◆ **Provided records**:
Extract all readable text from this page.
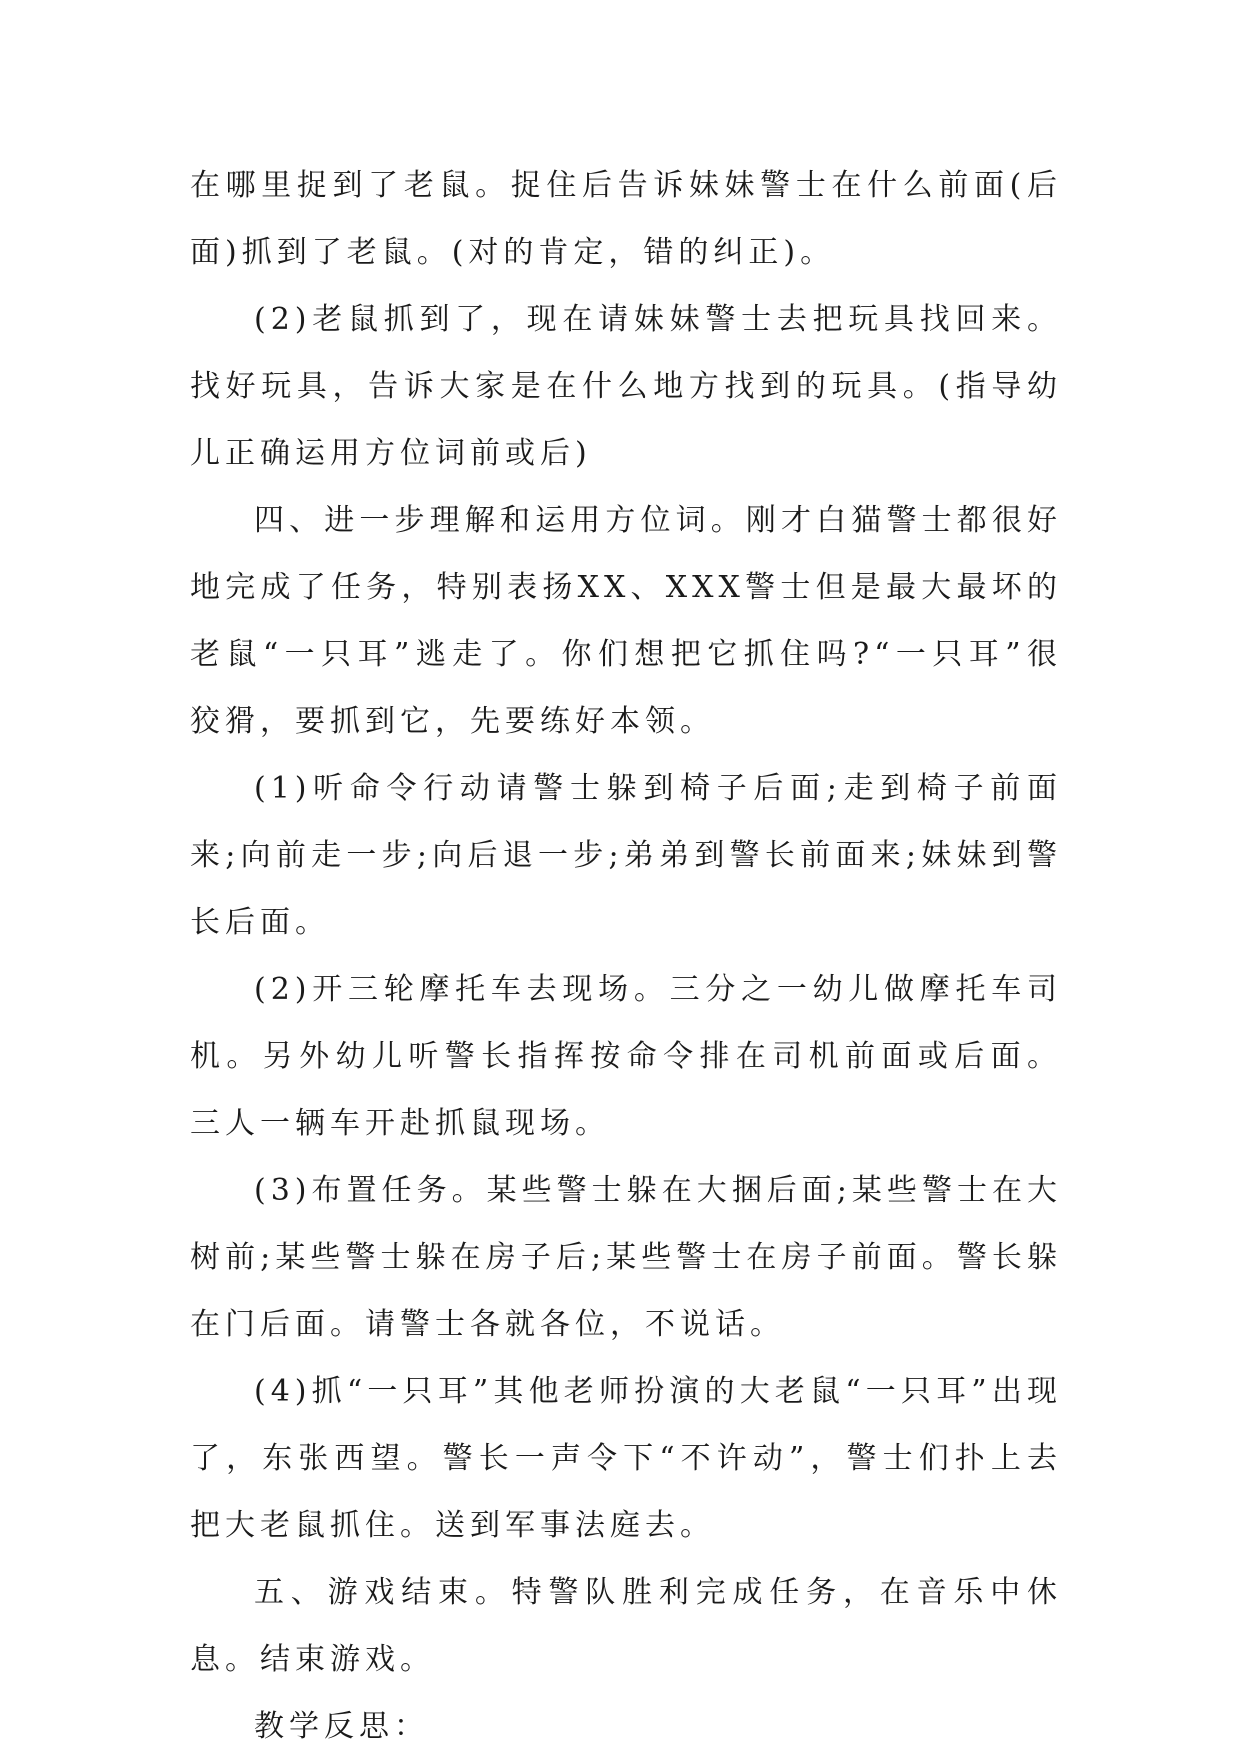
在哪里捉到了老鼠。捉住后告诉妹妹警士在什么前面(后面)抓到了老鼠。(对的肯定，错的纠正)。

(2)老鼠抓到了，现在请妹妹警士去把玩具找回来。找好玩具，告诉大家是在什么地方找到的玩具。(指导幼儿正确运用方位词前或后)

四、进一步理解和运用方位词。刚才白猫警士都很好地完成了任务，特别表扬XX、XXX警士但是最大最坏的老鼠“一只耳”逃走了。你们想把它抓住吗?“一只耳”很狡猾，要抓到它，先要练好本领。

(1)听命令行动请警士躲到椅子后面;走到椅子前面来;向前走一步;向后退一步;弟弟到警长前面来;妹妹到警长后面。

(2)开三轮摩托车去现场。三分之一幼儿做摩托车司机。另外幼儿听警长指挥按命令排在司机前面或后面。三人一辆车开赴抓鼠现场。

(3)布置任务。某些警士躲在大捆后面;某些警士在大树前;某些警士躲在房子后;某些警士在房子前面。警长躲在门后面。请警士各就各位，不说话。

(4)抓“一只耳”其他老师扮演的大老鼠“一只耳”出现了，东张西望。警长一声令下“不许动”，警士们扑上去把大老鼠抓住。送到军事法庭去。

五、游戏结束。特警队胜利完成任务，在音乐中休息。结束游戏。

教学反思：
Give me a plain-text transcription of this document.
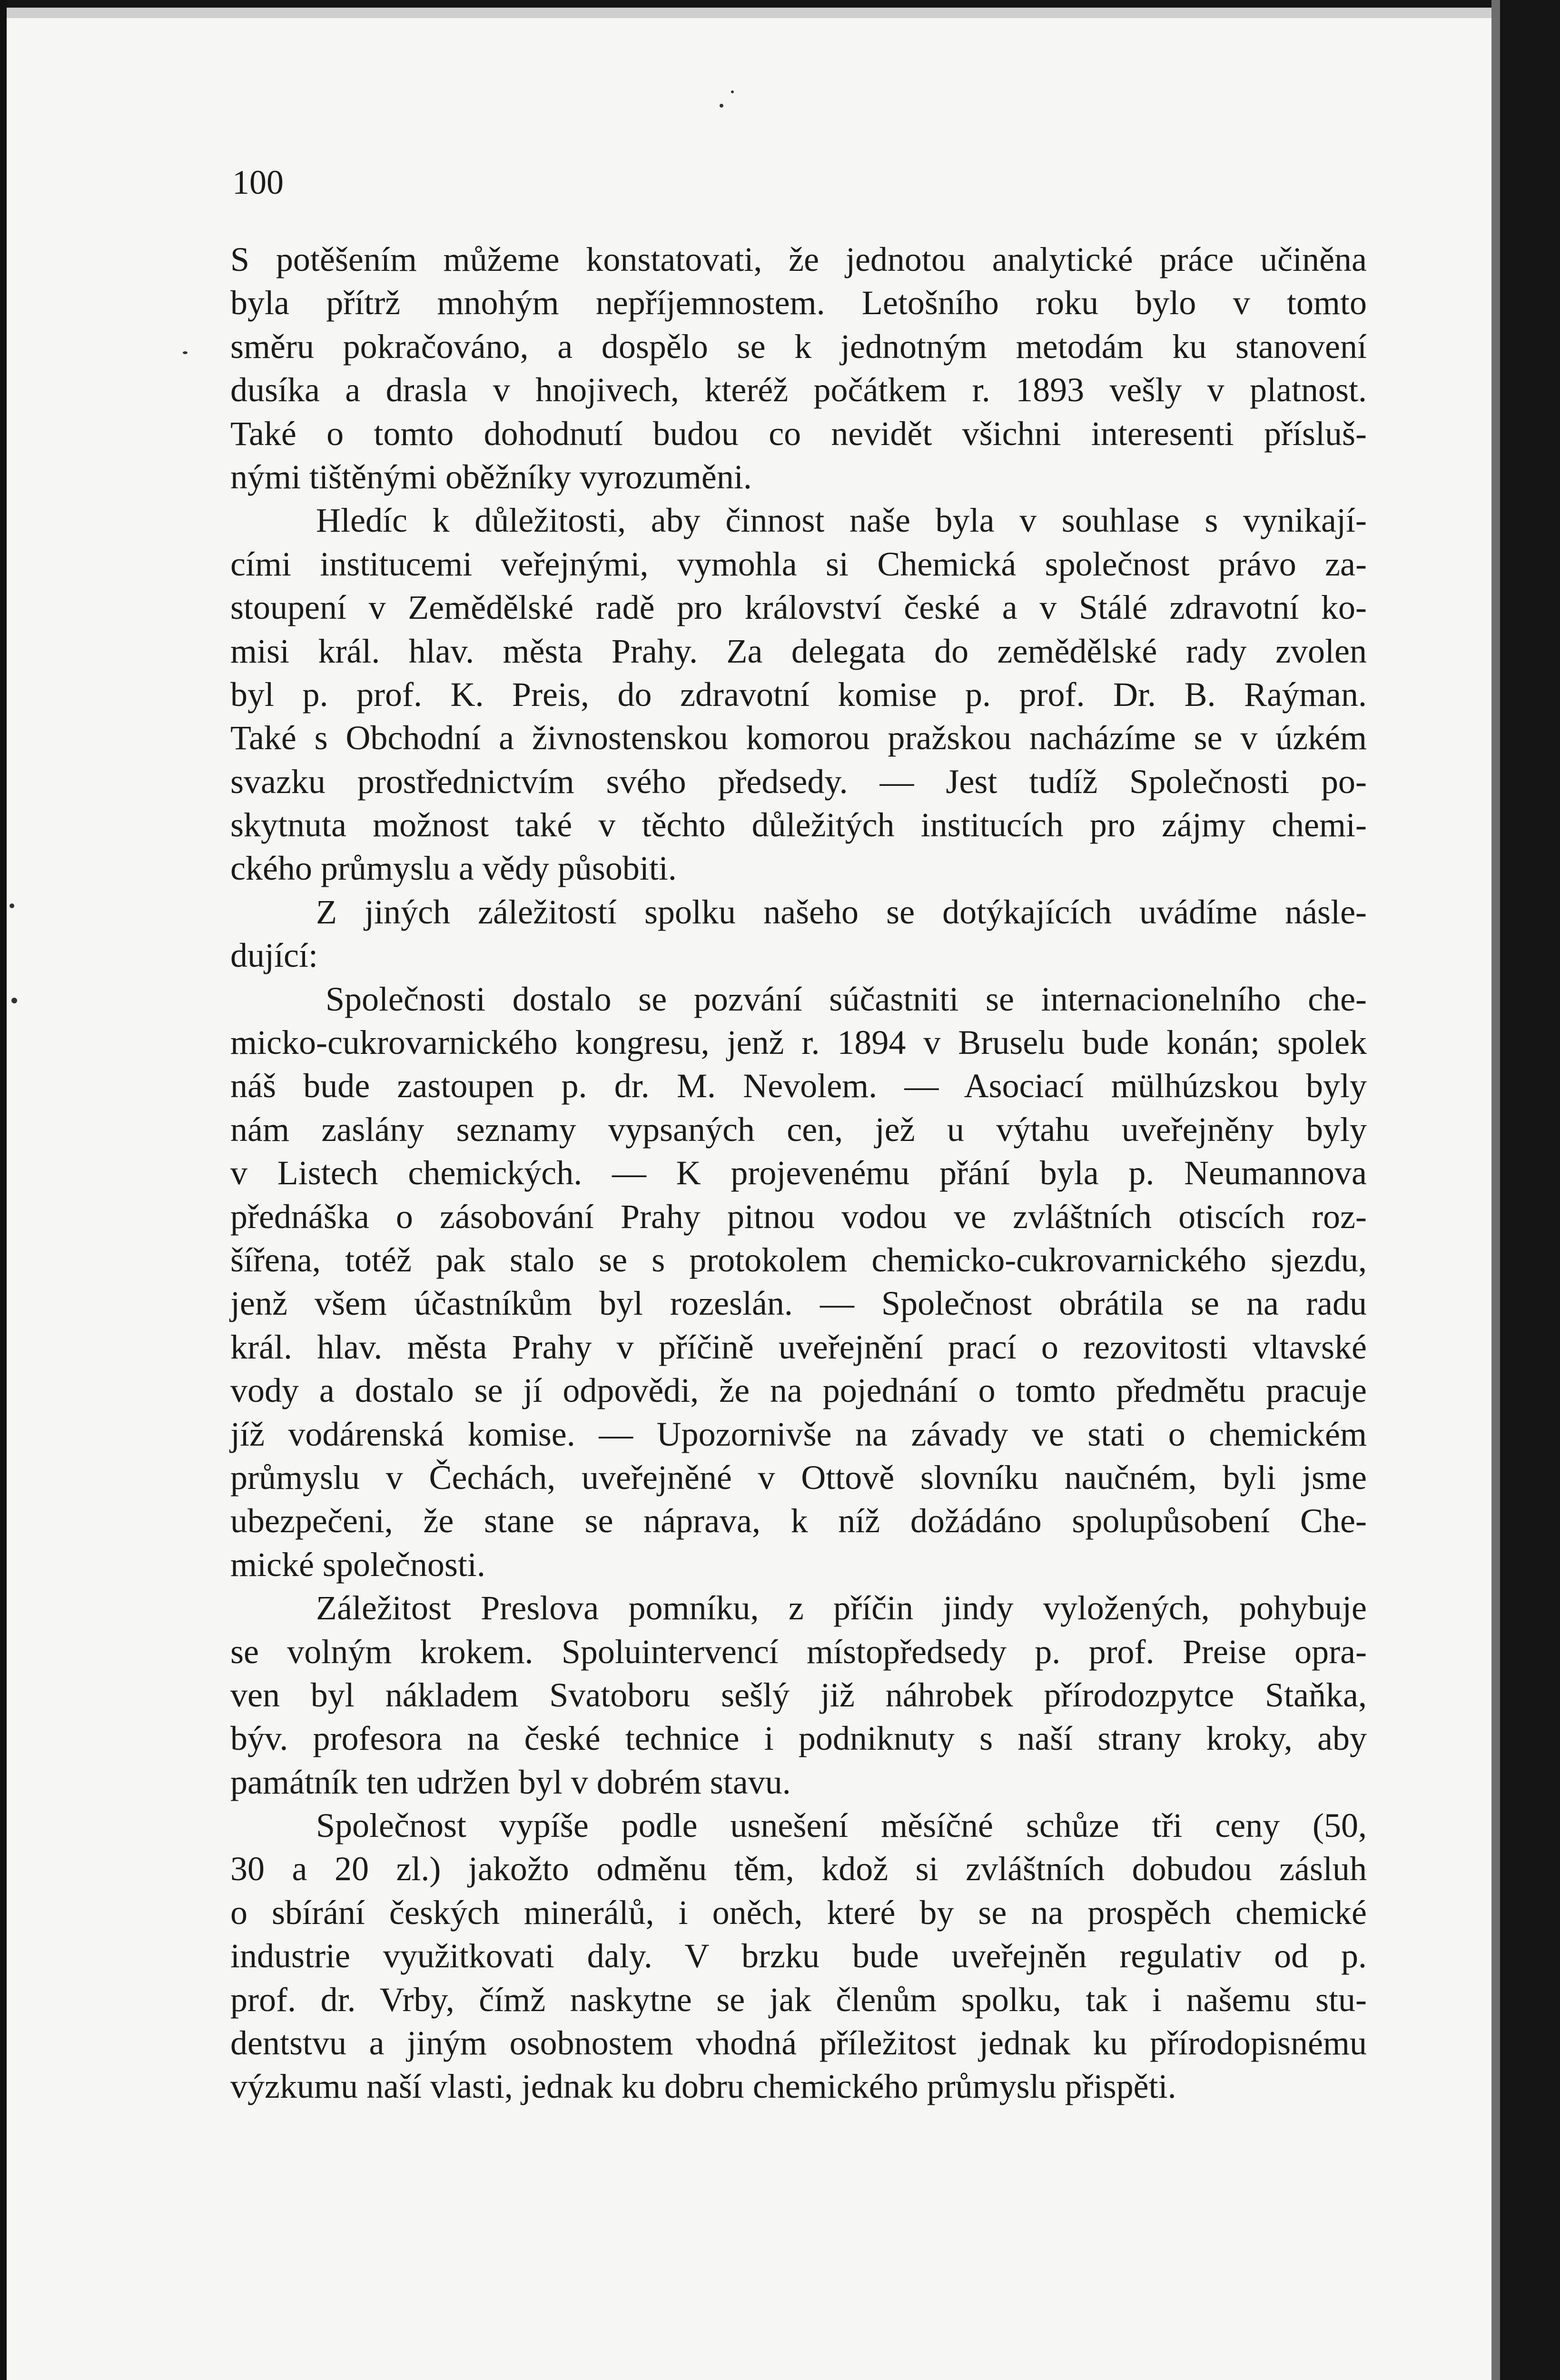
100
S potěšením můžeme konstatovati, že jednotou analytické práce učiněna
byla přítrž mnohým nepříjemnostem. Letošního roku bylo v tomto
směru pokračováno, a dospělo se k jednotným metodám ku stanovení
dusíka a drasla v hnojivech, kteréž počátkem r. 1893 vešly v platnost.
Také o tomto dohodnutí budou co nevidět všichni interesenti přísluš-
nými tištěnými oběžníky vyrozuměni.
Hledíc k důležitosti, aby činnost naše byla v souhlase s vynikají-
cími institucemi veřejnými, vymohla si Chemická společnost právo za-
stoupení v Zemědělské radě pro království české a v Stálé zdravotní ko-
misi král. hlav. města Prahy. Za delegata do zemědělské rady zvolen
byl p. prof. K. Preis, do zdravotní komise p. prof. Dr. B. Raýman.
Také s Obchodní a živnostenskou komorou pražskou nacházíme se v úzkém
svazku prostřednictvím svého předsedy. — Jest tudíž Společnosti po-
skytnuta možnost také v těchto důležitých institucích pro zájmy chemi-
ckého průmyslu a vědy působiti.
Z jiných záležitostí spolku našeho se dotýkajících uvádíme násle-
dující:
Společnosti dostalo se pozvání súčastniti se internacionelního che-
micko-cukrovarnického kongresu, jenž r. 1894 v Bruselu bude konán; spolek
náš bude zastoupen p. dr. M. Nevolem. — Asociací mülhúzskou byly
nám zaslány seznamy vypsaných cen, jež u výtahu uveřejněny byly
v Listech chemických. — K projevenému přání byla p. Neumannova
přednáška o zásobování Prahy pitnou vodou ve zvláštních otiscích roz-
šířena, totéž pak stalo se s protokolem chemicko-cukrovarnického sjezdu,
jenž všem účastníkům byl rozeslán. — Společnost obrátila se na radu
král. hlav. města Prahy v příčině uveřejnění prací o rezovitosti vltavské
vody a dostalo se jí odpovědi, že na pojednání o tomto předmětu pracuje
jíž vodárenská komise. — Upozornivše na závady ve stati o chemickém
průmyslu v Čechách, uveřejněné v Ottově slovníku naučném, byli jsme
ubezpečeni, že stane se náprava, k níž dožádáno spolupůsobení Che-
mické společnosti.
Záležitost Preslova pomníku, z příčin jindy vyložených, pohybuje
se volným krokem. Spoluintervencí místopředsedy p. prof. Preise opra-
ven byl nákladem Svatoboru sešlý již náhrobek přírodozpytce Staňka,
býv. profesora na české technice i podniknuty s naší strany kroky, aby
památník ten udržen byl v dobrém stavu.
Společnost vypíše podle usnešení měsíčné schůze tři ceny (50,
30 a 20 zl.) jakožto odměnu těm, kdož si zvláštních dobudou zásluh
o sbírání českých minerálů, i oněch, které by se na prospěch chemické
industrie využitkovati daly. V brzku bude uveřejněn regulativ od p.
prof. dr. Vrby, čímž naskytne se jak členům spolku, tak i našemu stu-
dentstvu a jiným osobnostem vhodná příležitost jednak ku přírodopisnému
výzkumu naší vlasti, jednak ku dobru chemického průmyslu přispěti.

◆ **Work to complete**:
Tally the lines of the listing that include "města". Reply with nothing but the count.

◆ **Task solution**:
2